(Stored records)
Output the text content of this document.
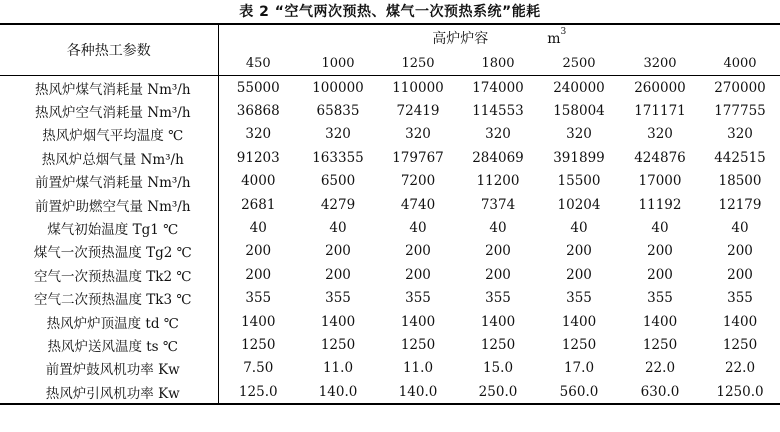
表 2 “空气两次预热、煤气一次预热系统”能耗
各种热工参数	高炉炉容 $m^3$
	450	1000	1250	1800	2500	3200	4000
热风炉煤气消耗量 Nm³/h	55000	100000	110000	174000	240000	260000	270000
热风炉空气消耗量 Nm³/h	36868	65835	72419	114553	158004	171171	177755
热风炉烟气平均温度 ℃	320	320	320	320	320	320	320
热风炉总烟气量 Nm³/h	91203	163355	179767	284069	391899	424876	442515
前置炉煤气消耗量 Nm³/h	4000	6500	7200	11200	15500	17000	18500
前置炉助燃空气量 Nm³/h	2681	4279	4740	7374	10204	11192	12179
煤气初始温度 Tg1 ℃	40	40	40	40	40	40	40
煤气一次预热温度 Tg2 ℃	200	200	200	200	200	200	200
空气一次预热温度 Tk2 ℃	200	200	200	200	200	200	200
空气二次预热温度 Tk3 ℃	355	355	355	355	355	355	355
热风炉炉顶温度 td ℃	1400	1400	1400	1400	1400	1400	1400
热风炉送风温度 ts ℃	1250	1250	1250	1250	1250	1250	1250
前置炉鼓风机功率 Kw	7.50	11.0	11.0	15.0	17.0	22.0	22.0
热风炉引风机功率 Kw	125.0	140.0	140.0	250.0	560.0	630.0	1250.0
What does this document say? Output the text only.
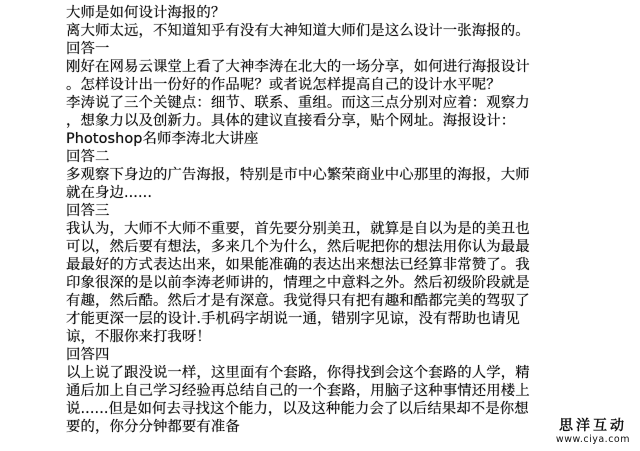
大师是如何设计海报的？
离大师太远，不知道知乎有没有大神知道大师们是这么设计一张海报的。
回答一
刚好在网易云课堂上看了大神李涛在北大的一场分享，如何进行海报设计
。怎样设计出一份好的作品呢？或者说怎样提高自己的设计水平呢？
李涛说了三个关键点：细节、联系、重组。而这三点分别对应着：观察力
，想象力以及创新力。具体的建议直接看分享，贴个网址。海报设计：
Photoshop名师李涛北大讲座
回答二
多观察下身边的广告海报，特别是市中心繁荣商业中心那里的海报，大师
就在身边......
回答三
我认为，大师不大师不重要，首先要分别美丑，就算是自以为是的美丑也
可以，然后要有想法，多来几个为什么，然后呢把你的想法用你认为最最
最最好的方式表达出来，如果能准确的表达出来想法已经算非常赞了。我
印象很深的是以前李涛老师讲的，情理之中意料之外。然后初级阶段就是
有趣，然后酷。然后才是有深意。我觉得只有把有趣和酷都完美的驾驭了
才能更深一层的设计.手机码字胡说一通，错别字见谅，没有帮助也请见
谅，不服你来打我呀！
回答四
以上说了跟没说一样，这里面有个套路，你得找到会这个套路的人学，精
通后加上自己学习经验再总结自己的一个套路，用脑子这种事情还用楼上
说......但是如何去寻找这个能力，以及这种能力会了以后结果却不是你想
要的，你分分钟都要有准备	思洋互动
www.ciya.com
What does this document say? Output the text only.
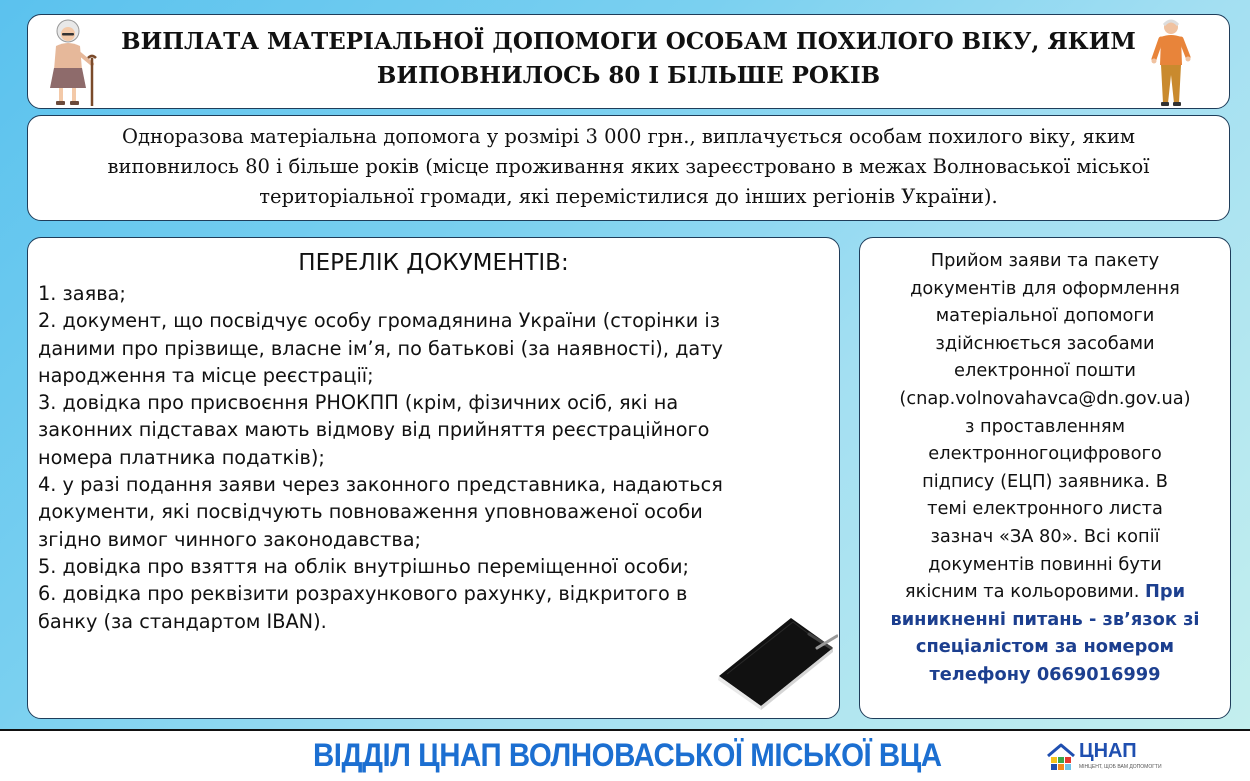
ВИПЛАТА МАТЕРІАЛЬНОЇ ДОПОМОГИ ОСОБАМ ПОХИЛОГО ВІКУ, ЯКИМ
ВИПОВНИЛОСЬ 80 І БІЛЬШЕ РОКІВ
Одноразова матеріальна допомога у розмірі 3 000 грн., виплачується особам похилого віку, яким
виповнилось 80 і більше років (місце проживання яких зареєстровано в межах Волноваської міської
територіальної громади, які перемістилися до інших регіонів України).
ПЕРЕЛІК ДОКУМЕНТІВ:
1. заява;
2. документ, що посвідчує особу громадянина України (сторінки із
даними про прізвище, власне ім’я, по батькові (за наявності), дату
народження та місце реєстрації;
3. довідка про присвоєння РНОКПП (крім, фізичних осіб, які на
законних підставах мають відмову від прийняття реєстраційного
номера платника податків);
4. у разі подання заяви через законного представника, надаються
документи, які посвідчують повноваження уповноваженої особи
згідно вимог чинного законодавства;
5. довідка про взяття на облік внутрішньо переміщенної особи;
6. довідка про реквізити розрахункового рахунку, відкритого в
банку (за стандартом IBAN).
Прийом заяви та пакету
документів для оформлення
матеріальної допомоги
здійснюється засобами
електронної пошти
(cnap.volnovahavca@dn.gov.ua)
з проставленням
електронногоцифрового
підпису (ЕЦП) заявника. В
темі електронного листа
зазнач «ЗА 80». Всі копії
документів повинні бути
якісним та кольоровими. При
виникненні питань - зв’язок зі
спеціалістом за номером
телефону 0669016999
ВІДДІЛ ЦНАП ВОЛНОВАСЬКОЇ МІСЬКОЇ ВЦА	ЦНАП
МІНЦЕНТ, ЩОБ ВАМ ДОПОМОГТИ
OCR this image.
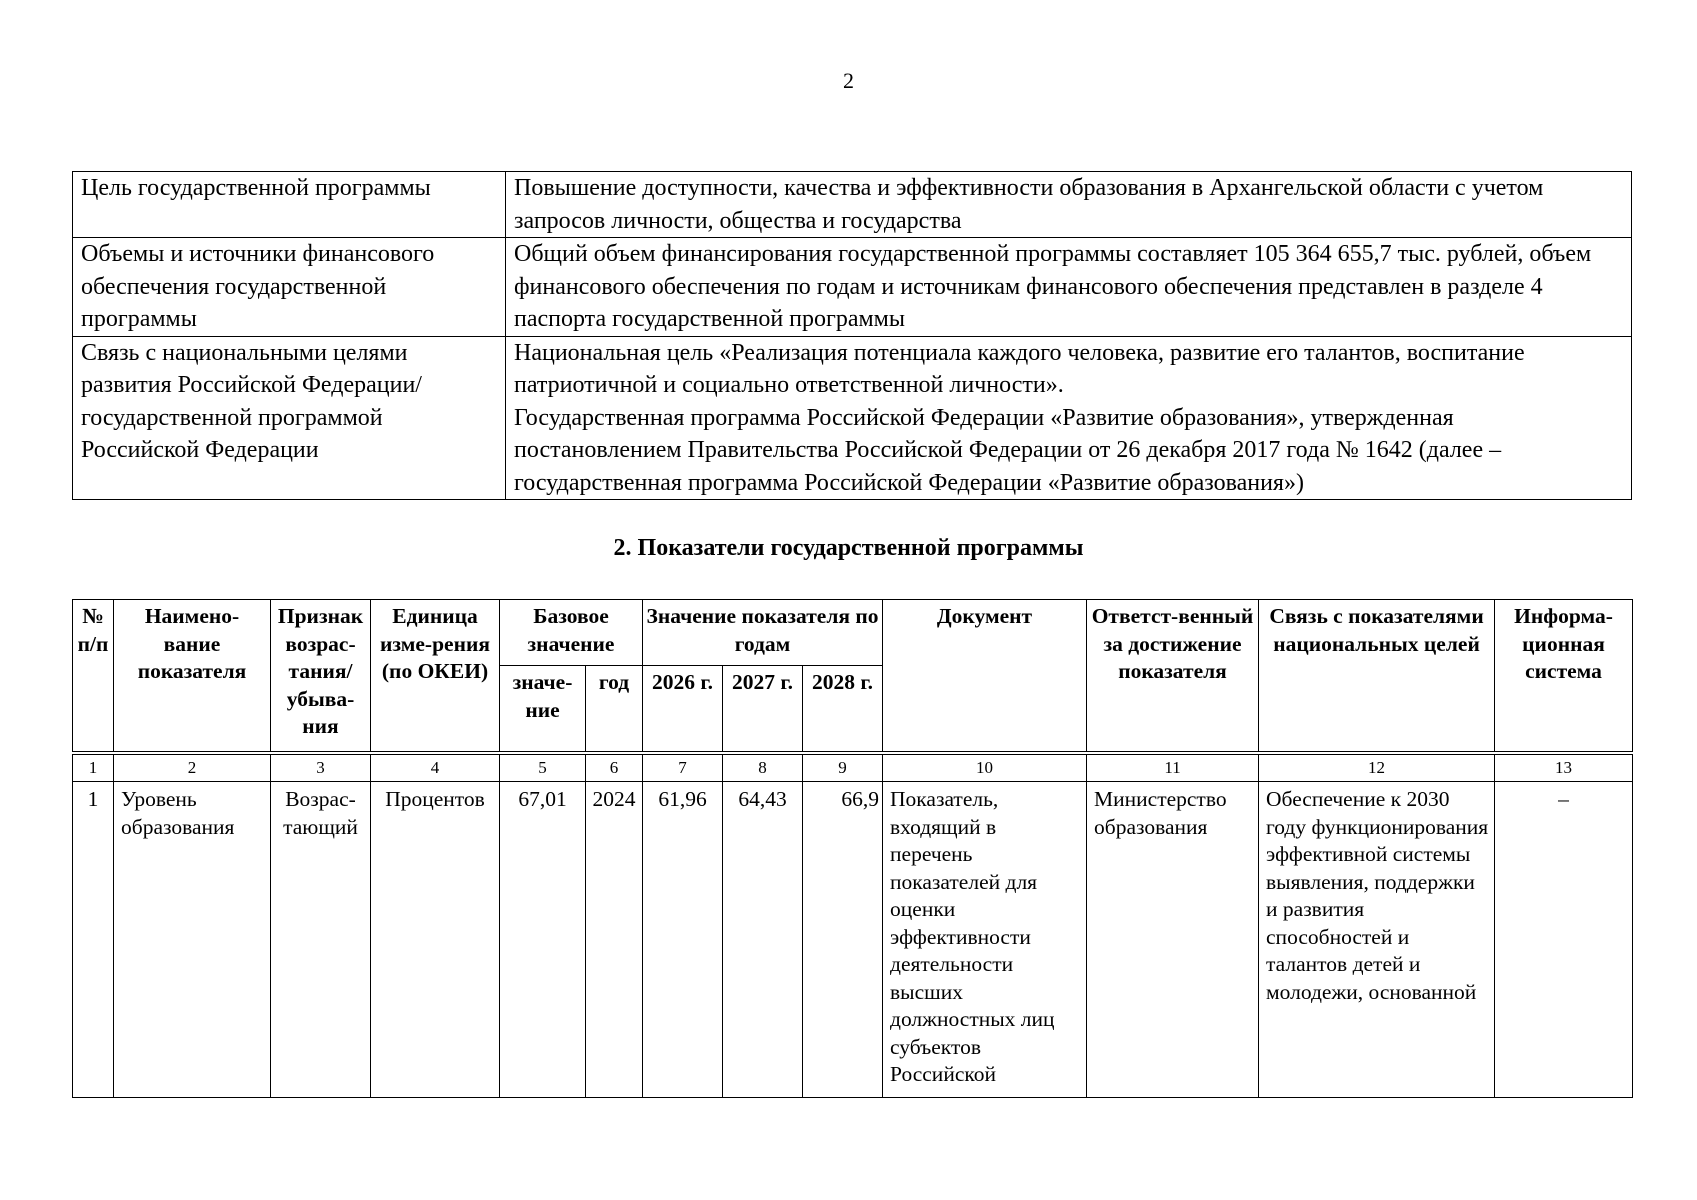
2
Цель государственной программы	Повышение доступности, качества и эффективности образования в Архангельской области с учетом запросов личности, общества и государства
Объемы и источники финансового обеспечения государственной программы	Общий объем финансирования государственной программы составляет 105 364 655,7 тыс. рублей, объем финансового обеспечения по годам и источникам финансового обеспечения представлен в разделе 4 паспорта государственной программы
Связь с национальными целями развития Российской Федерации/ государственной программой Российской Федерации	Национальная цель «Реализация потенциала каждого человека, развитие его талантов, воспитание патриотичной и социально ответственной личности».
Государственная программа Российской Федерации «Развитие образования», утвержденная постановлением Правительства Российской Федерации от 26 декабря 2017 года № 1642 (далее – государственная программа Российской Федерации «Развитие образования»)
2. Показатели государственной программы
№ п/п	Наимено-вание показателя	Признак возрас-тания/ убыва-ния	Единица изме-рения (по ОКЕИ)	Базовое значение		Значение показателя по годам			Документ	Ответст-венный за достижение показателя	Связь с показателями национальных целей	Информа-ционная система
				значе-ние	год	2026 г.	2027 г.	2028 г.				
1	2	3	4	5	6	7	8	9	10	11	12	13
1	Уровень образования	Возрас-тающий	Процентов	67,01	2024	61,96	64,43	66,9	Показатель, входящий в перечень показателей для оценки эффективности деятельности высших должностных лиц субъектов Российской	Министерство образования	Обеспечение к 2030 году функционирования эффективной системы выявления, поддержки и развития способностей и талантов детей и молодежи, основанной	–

[Exercise description]:
Copy the records exactly. Skip the pictures.

[Answer below]:
Output the text content of this document.
表 2 “空气两次预热、煤气一次预热系统”能耗
各种热工参数	高炉炉容 $m^3$
	450	1000	1250	1800	2500	3200	4000
热风炉煤气消耗量 Nm³/h	55000	100000	110000	174000	240000	260000	270000
热风炉空气消耗量 Nm³/h	36868	65835	72419	114553	158004	171171	177755
热风炉烟气平均温度 ℃	320	320	320	320	320	320	320
热风炉总烟气量 Nm³/h	91203	163355	179767	284069	391899	424876	442515
前置炉煤气消耗量 Nm³/h	4000	6500	7200	11200	15500	17000	18500
前置炉助燃空气量 Nm³/h	2681	4279	4740	7374	10204	11192	12179
煤气初始温度 Tg1 ℃	40	40	40	40	40	40	40
煤气一次预热温度 Tg2 ℃	200	200	200	200	200	200	200
空气一次预热温度 Tk2 ℃	200	200	200	200	200	200	200
空气二次预热温度 Tk3 ℃	355	355	355	355	355	355	355
热风炉炉顶温度 td ℃	1400	1400	1400	1400	1400	1400	1400
热风炉送风温度 ts ℃	1250	1250	1250	1250	1250	1250	1250
前置炉鼓风机功率 Kw	7.50	11.0	11.0	15.0	17.0	22.0	22.0
热风炉引风机功率 Kw	125.0	140.0	140.0	250.0	560.0	630.0	1250.0
What does this document say? Output the text only.
大师是如何设计海报的？
离大师太远，不知道知乎有没有大神知道大师们是这么设计一张海报的。
回答一
刚好在网易云课堂上看了大神李涛在北大的一场分享，如何进行海报设计
。怎样设计出一份好的作品呢？或者说怎样提高自己的设计水平呢？
李涛说了三个关键点：细节、联系、重组。而这三点分别对应着：观察力
，想象力以及创新力。具体的建议直接看分享，贴个网址。海报设计：
Photoshop名师李涛北大讲座
回答二
多观察下身边的广告海报，特别是市中心繁荣商业中心那里的海报，大师
就在身边......
回答三
我认为，大师不大师不重要，首先要分别美丑，就算是自以为是的美丑也
可以，然后要有想法，多来几个为什么，然后呢把你的想法用你认为最最
最最好的方式表达出来，如果能准确的表达出来想法已经算非常赞了。我
印象很深的是以前李涛老师讲的，情理之中意料之外。然后初级阶段就是
有趣，然后酷。然后才是有深意。我觉得只有把有趣和酷都完美的驾驭了
才能更深一层的设计.手机码字胡说一通，错别字见谅，没有帮助也请见
谅，不服你来打我呀！
回答四
以上说了跟没说一样，这里面有个套路，你得找到会这个套路的人学，精
通后加上自己学习经验再总结自己的一个套路，用脑子这种事情还用楼上
说......但是如何去寻找这个能力，以及这种能力会了以后结果却不是你想
要的，你分分钟都要有准备	思洋互动
www.ciya.com
What does this document say? Output the text only.
ВИПЛАТА МАТЕРІАЛЬНОЇ ДОПОМОГИ ОСОБАМ ПОХИЛОГО ВІКУ, ЯКИМ
ВИПОВНИЛОСЬ 80 І БІЛЬШЕ РОКІВ
Одноразова матеріальна допомога у розмірі 3 000 грн., виплачується особам похилого віку, яким
виповнилось 80 і більше років (місце проживання яких зареєстровано в межах Волноваської міської
територіальної громади, які перемістилися до інших регіонів України).
ПЕРЕЛІК ДОКУМЕНТІВ:
1. заява;
2. документ, що посвідчує особу громадянина України (сторінки із
даними про прізвище, власне ім’я, по батькові (за наявності), дату
народження та місце реєстрації;
3. довідка про присвоєння РНОКПП (крім, фізичних осіб, які на
законних підставах мають відмову від прийняття реєстраційного
номера платника податків);
4. у разі подання заяви через законного представника, надаються
документи, які посвідчують повноваження уповноваженої особи
згідно вимог чинного законодавства;
5. довідка про взяття на облік внутрішньо переміщенної особи;
6. довідка про реквізити розрахункового рахунку, відкритого в
банку (за стандартом IBAN).
Прийом заяви та пакету
документів для оформлення
матеріальної допомоги
здійснюється засобами
електронної пошти
(cnap.volnovahavca@dn.gov.ua)
з проставленням
електронногоцифрового
підпису (ЕЦП) заявника. В
темі електронного листа
зазнач «ЗА 80». Всі копії
документів повинні бути
якісним та кольоровими. При
виникненні питань - зв’язок зі
спеціалістом за номером
телефону 0669016999
ВІДДІЛ ЦНАП ВОЛНОВАСЬКОЇ МІСЬКОЇ ВЦА	ЦНАП
МІНЦЕНТ, ЩОБ ВАМ ДОПОМОГТИ
OCR this image.
2
Цель государственной программы	Повышение доступности, качества и эффективности образования в Архангельской области с учетом запросов личности, общества и государства
Объемы и источники финансового обеспечения государственной программы	Общий объем финансирования государственной программы составляет 105 364 655,7 тыс. рублей, объем финансового обеспечения по годам и источникам финансового обеспечения представлен в разделе 4 паспорта государственной программы
Связь с национальными целями развития Российской Федерации/ государственной программой Российской Федерации	Национальная цель «Реализация потенциала каждого человека, развитие его талантов, воспитание патриотичной и социально ответственной личности».
Государственная программа Российской Федерации «Развитие образования», утвержденная постановлением Правительства Российской Федерации от 26 декабря 2017 года № 1642 (далее – государственная программа Российской Федерации «Развитие образования»)
2. Показатели государственной программы
№ п/п	Наимено-вание показателя	Признак возрас-тания/ убыва-ния	Единица изме-рения (по ОКЕИ)	Базовое значение		Значение показателя по годам			Документ	Ответст-венный за достижение показателя	Связь с показателями национальных целей	Информа-ционная система
				значе-ние	год	2026 г.	2027 г.	2028 г.				
1	2	3	4	5	6	7	8	9	10	11	12	13
1	Уровень образования	Возрас-тающий	Процентов	67,01	2024	61,96	64,43	66,9	Показатель, входящий в перечень показателей для оценки эффективности деятельности высших должностных лиц субъектов Российской	Министерство образования	Обеспечение к 2030 году функционирования эффективной системы выявления, поддержки и развития способностей и талантов детей и молодежи, основанной	–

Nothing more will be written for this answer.